- Problem statement: Pull each line containing "encrypt" out of the data and copy it.
** Start **
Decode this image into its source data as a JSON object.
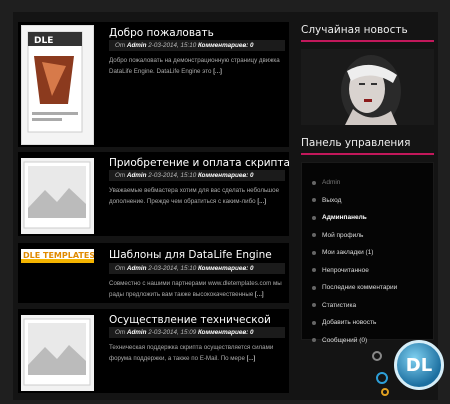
{
  "posts": [
    {
      "title": "Добро пожаловать",
      "meta_on": "От",
      "meta_author": "Admin",
      "meta_date": "2-03-2014, 15:10",
      "meta_comments_label": "Комментариев:",
      "meta_comments": "0",
      "excerpt": "Добро пожаловать на демонстрационную страницу движка DataLife Engine. DataLife Engine это",
      "more": "[...]"
    },
    {
      "title": "Приобретение и оплата скрипта",
      "meta_on": "От",
      "meta_author": "Admin",
      "meta_date": "2-03-2014, 15:10",
      "meta_comments_label": "Комментариев:",
      "meta_comments": "0",
      "excerpt": "Уважаемые вебмастера хотим для вас сделать небольшое дополнение. Прежде чем обратиться с каким-либо",
      "more": "[...]"
    },
    {
      "title": "Шаблоны для DataLife Engine",
      "meta_on": "От",
      "meta_author": "Admin",
      "meta_date": "2-03-2014, 15:10",
      "meta_comments_label": "Комментариев:",
      "meta_comments": "0",
      "excerpt": "Совместно с нашими партнерами www.dletemplates.com мы рады предложить вам также высококачественные",
      "more": "[...]"
    },
    {
      "title": "Осуществление технической",
      "meta_on": "От",
      "meta_author": "Admin",
      "meta_date": "2-03-2014, 15:09",
      "meta_comments_label": "Комментариев:",
      "meta_comments": "0",
      "excerpt": "Техническая поддержка скрипта осуществляется силами форума поддержки, а также по E-Mail. По мере",
      "more": "[...]"
    }
  ],
  "thumb_text": {
    "dle_box": "DLE",
    "dle_templates": "DLE TEMPLATES.COM"
  },
  "sidebar": {
    "random_title": "Случайная новость",
    "panel_title": "Панель управления",
    "menu": [
      {
        "label": "Admin",
        "style": "dim"
      },
      {
        "label": "Выход",
        "style": ""
      },
      {
        "label": "Админпанель",
        "style": "strong"
      },
      {
        "label": "Мой профиль",
        "style": ""
      },
      {
        "label": "Мои закладки (1)",
        "style": ""
      },
      {
        "label": "Непрочитанное",
        "style": ""
      },
      {
        "label": "Последние комментарии",
        "style": ""
      },
      {
        "label": "Статистика",
        "style": ""
      },
      {
        "label": "Добавить новость",
        "style": ""
      },
      {
        "label": "Сообщений (0)",
        "style": ""
      }
    ]
  },
  "logo_text": "DL",
  "accent": "#c2185b"
}
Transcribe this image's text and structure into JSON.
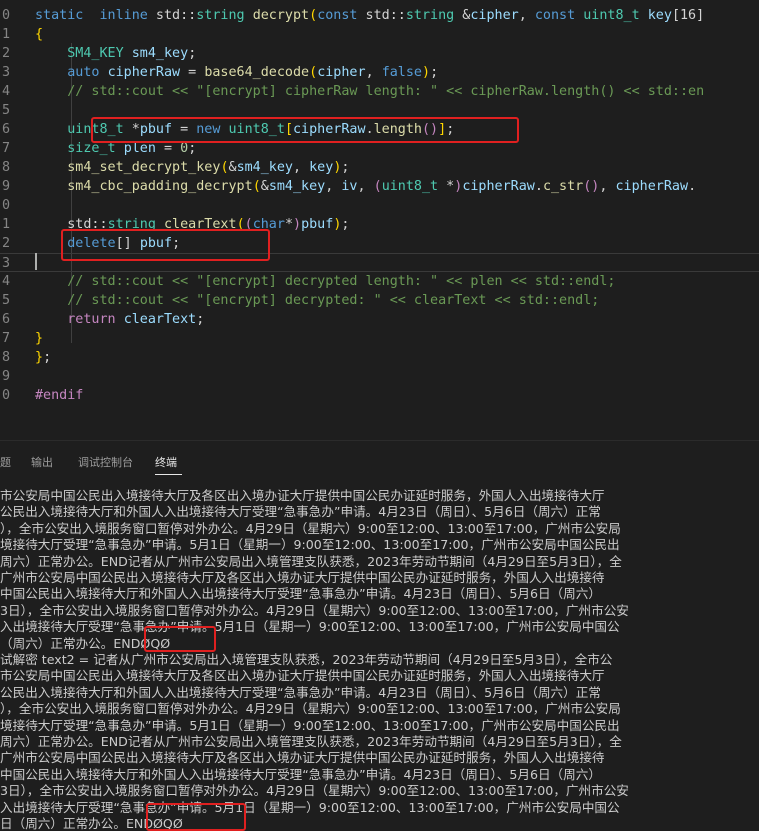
{
  "editor": {
    "lines": [
      {
        "num": "0",
        "tokens": [
          [
            "kw",
            "static"
          ],
          [
            "",
            "  "
          ],
          [
            "kw",
            "inline"
          ],
          [
            "",
            " std::"
          ],
          [
            "ty",
            "string"
          ],
          [
            "",
            " "
          ],
          [
            "fn",
            "decrypt"
          ],
          [
            "br",
            "("
          ],
          [
            "kw",
            "const"
          ],
          [
            "",
            " std::"
          ],
          [
            "ty",
            "string"
          ],
          [
            "",
            " &"
          ],
          [
            "va",
            "cipher"
          ],
          [
            "",
            ", "
          ],
          [
            "kw",
            "const"
          ],
          [
            "",
            " "
          ],
          [
            "ty",
            "uint8_t"
          ],
          [
            "",
            " "
          ],
          [
            "va",
            "key"
          ],
          [
            "",
            "[16]"
          ]
        ]
      },
      {
        "num": "1",
        "tokens": [
          [
            "br",
            "{"
          ]
        ]
      },
      {
        "num": "2",
        "tokens": [
          [
            "",
            "    "
          ],
          [
            "ty",
            "SM4_KEY"
          ],
          [
            "",
            " "
          ],
          [
            "va",
            "sm4_key"
          ],
          [
            "",
            ";"
          ]
        ]
      },
      {
        "num": "3",
        "tokens": [
          [
            "",
            "    "
          ],
          [
            "kw",
            "auto"
          ],
          [
            "",
            " "
          ],
          [
            "va",
            "cipherRaw"
          ],
          [
            "",
            " = "
          ],
          [
            "fn",
            "base64_decode"
          ],
          [
            "br",
            "("
          ],
          [
            "va",
            "cipher"
          ],
          [
            "",
            ", "
          ],
          [
            "kw",
            "false"
          ],
          [
            "br",
            ")"
          ],
          [
            "",
            ";"
          ]
        ]
      },
      {
        "num": "4",
        "tokens": [
          [
            "",
            "    "
          ],
          [
            "cm",
            "// std::cout << \"[encrypt] cipherRaw length: \" << cipherRaw.length() << std::en"
          ]
        ]
      },
      {
        "num": "5",
        "tokens": []
      },
      {
        "num": "6",
        "tokens": [
          [
            "",
            "    "
          ],
          [
            "ty",
            "uint8_t"
          ],
          [
            "",
            " *"
          ],
          [
            "va",
            "pbuf"
          ],
          [
            "",
            " = "
          ],
          [
            "kw",
            "new"
          ],
          [
            "",
            " "
          ],
          [
            "ty",
            "uint8_t"
          ],
          [
            "br",
            "["
          ],
          [
            "va",
            "cipherRaw"
          ],
          [
            "",
            "."
          ],
          [
            "fn",
            "length"
          ],
          [
            "pp",
            "()"
          ],
          [
            "br",
            "]"
          ],
          [
            "",
            ";"
          ]
        ]
      },
      {
        "num": "7",
        "tokens": [
          [
            "",
            "    "
          ],
          [
            "ty",
            "size_t"
          ],
          [
            "",
            " "
          ],
          [
            "va",
            "plen"
          ],
          [
            "",
            " = "
          ],
          [
            "nu",
            "0"
          ],
          [
            "",
            ";"
          ]
        ]
      },
      {
        "num": "8",
        "tokens": [
          [
            "",
            "    "
          ],
          [
            "fn",
            "sm4_set_decrypt_key"
          ],
          [
            "br",
            "("
          ],
          [
            "",
            "&"
          ],
          [
            "va",
            "sm4_key"
          ],
          [
            "",
            ", "
          ],
          [
            "va",
            "key"
          ],
          [
            "br",
            ")"
          ],
          [
            "",
            ";"
          ]
        ]
      },
      {
        "num": "9",
        "tokens": [
          [
            "",
            "    "
          ],
          [
            "fn",
            "sm4_cbc_padding_decrypt"
          ],
          [
            "br",
            "("
          ],
          [
            "",
            "&"
          ],
          [
            "va",
            "sm4_key"
          ],
          [
            "",
            ", "
          ],
          [
            "va",
            "iv"
          ],
          [
            "",
            ", "
          ],
          [
            "pp",
            "("
          ],
          [
            "ty",
            "uint8_t"
          ],
          [
            "",
            " *"
          ],
          [
            "pp",
            ")"
          ],
          [
            "va",
            "cipherRaw"
          ],
          [
            "",
            "."
          ],
          [
            "fn",
            "c_str"
          ],
          [
            "pp",
            "()"
          ],
          [
            "",
            ", "
          ],
          [
            "va",
            "cipherRaw"
          ],
          [
            "",
            "."
          ]
        ]
      },
      {
        "num": "0",
        "tokens": []
      },
      {
        "num": "1",
        "tokens": [
          [
            "",
            "    std::"
          ],
          [
            "ty",
            "string"
          ],
          [
            "",
            " "
          ],
          [
            "fn",
            "clearText"
          ],
          [
            "br",
            "("
          ],
          [
            "pp",
            "("
          ],
          [
            "kw",
            "char"
          ],
          [
            "",
            "*"
          ],
          [
            "pp",
            ")"
          ],
          [
            "va",
            "pbuf"
          ],
          [
            "br",
            ")"
          ],
          [
            "",
            ";"
          ]
        ]
      },
      {
        "num": "2",
        "tokens": [
          [
            "",
            "    "
          ],
          [
            "kw",
            "delete"
          ],
          [
            "",
            "[] "
          ],
          [
            "va",
            "pbuf"
          ],
          [
            "",
            ";"
          ]
        ]
      },
      {
        "num": "3",
        "tokens": []
      },
      {
        "num": "4",
        "tokens": [
          [
            "",
            "    "
          ],
          [
            "cm",
            "// std::cout << \"[encrypt] decrypted length: \" << plen << std::endl;"
          ]
        ]
      },
      {
        "num": "5",
        "tokens": [
          [
            "",
            "    "
          ],
          [
            "cm",
            "// std::cout << \"[encrypt] decrypted: \" << clearText << std::endl;"
          ]
        ]
      },
      {
        "num": "6",
        "tokens": [
          [
            "",
            "    "
          ],
          [
            "pp",
            "return"
          ],
          [
            "",
            " "
          ],
          [
            "va",
            "clearText"
          ],
          [
            "",
            ";"
          ]
        ]
      },
      {
        "num": "7",
        "tokens": [
          [
            "br",
            "}"
          ]
        ]
      },
      {
        "num": "8",
        "tokens": [
          [
            "br",
            "}"
          ],
          [
            "",
            ";"
          ]
        ]
      },
      {
        "num": "9",
        "tokens": []
      },
      {
        "num": "0",
        "tokens": [
          [
            "pp",
            "#endif"
          ]
        ]
      }
    ]
  },
  "panel": {
    "tabs": [
      "题",
      "输出",
      "调试控制台",
      "终端"
    ],
    "active_tab": "终端"
  },
  "terminal": {
    "lines": [
      "市公安局中国公民出入境接待大厅及各区出入境办证大厅提供中国公民办证延时服务，外国人入出境接待大厅",
      "公民出入境接待大厅和外国人入出境接待大厅受理“急事急办”申请。4月23日（周日）、5月6日（周六）正常",
      "），全市公安出入境服务窗口暂停对外办公。4月29日（星期六）9:00至12:00、13:00至17:00，广州市公安局",
      "境接待大厅受理“急事急办”申请。5月1日（星期一）9:00至12:00、13:00至17:00，广州市公安局中国公民出",
      "周六）正常办公。END记者从广州市公安局出入境管理支队获悉，2023年劳动节期间（4月29日至5月3日），全",
      "广州市公安局中国公民出入境接待大厅及各区出入境办证大厅提供中国公民办证延时服务，外国人入出境接待",
      "中国公民出入境接待大厅和外国人入出境接待大厅受理“急事急办”申请。4月23日（周日）、5月6日（周六）",
      "3日），全市公安出入境服务窗口暂停对外办公。4月29日（星期六）9:00至12:00、13:00至17:00，广州市公安",
      "入出境接待大厅受理“急事急办”申请。5月1日（星期一）9:00至12:00、13:00至17:00，广州市公安局中国公",
      "（周六）正常办公。ENDØQØ",
      "试解密 text2 = 记者从广州市公安局出入境管理支队获悉，2023年劳动节期间（4月29日至5月3日），全市公",
      "市公安局中国公民出入境接待大厅及各区出入境办证大厅提供中国公民办证延时服务，外国人入出境接待大厅",
      "公民出入境接待大厅和外国人入出境接待大厅受理“急事急办”申请。4月23日（周日）、5月6日（周六）正常",
      "），全市公安出入境服务窗口暂停对外办公。4月29日（星期六）9:00至12:00、13:00至17:00，广州市公安局",
      "境接待大厅受理“急事急办”申请。5月1日（星期一）9:00至12:00、13:00至17:00，广州市公安局中国公民出",
      "周六）正常办公。END记者从广州市公安局出入境管理支队获悉，2023年劳动节期间（4月29日至5月3日），全",
      "广州市公安局中国公民出入境接待大厅及各区出入境办证大厅提供中国公民办证延时服务，外国人入出境接待",
      "中国公民出入境接待大厅和外国人入出境接待大厅受理“急事急办”申请。4月23日（周日）、5月6日（周六）",
      "3日），全市公安出入境服务窗口暂停对外办公。4月29日（星期六）9:00至12:00、13:00至17:00，广州市公安",
      "入出境接待大厅受理“急事急办”申请。5月1日（星期一）9:00至12:00、13:00至17:00，广州市公安局中国公",
      "日（周六）正常办公。ENDØQØ"
    ]
  },
  "colors": {
    "highlight": "#e02020",
    "background": "#1e1e1e"
  }
}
** End **
- Result of this exercise:
            "// std::cout << \"[encrypt] cipherRaw length: \" << cipherRaw.length() << std::en"
            "// std::cout << \"[encrypt] decrypted length: \" << plen << std::endl;"
            "// std::cout << \"[encrypt] decrypted: \" << clearText << std::endl;"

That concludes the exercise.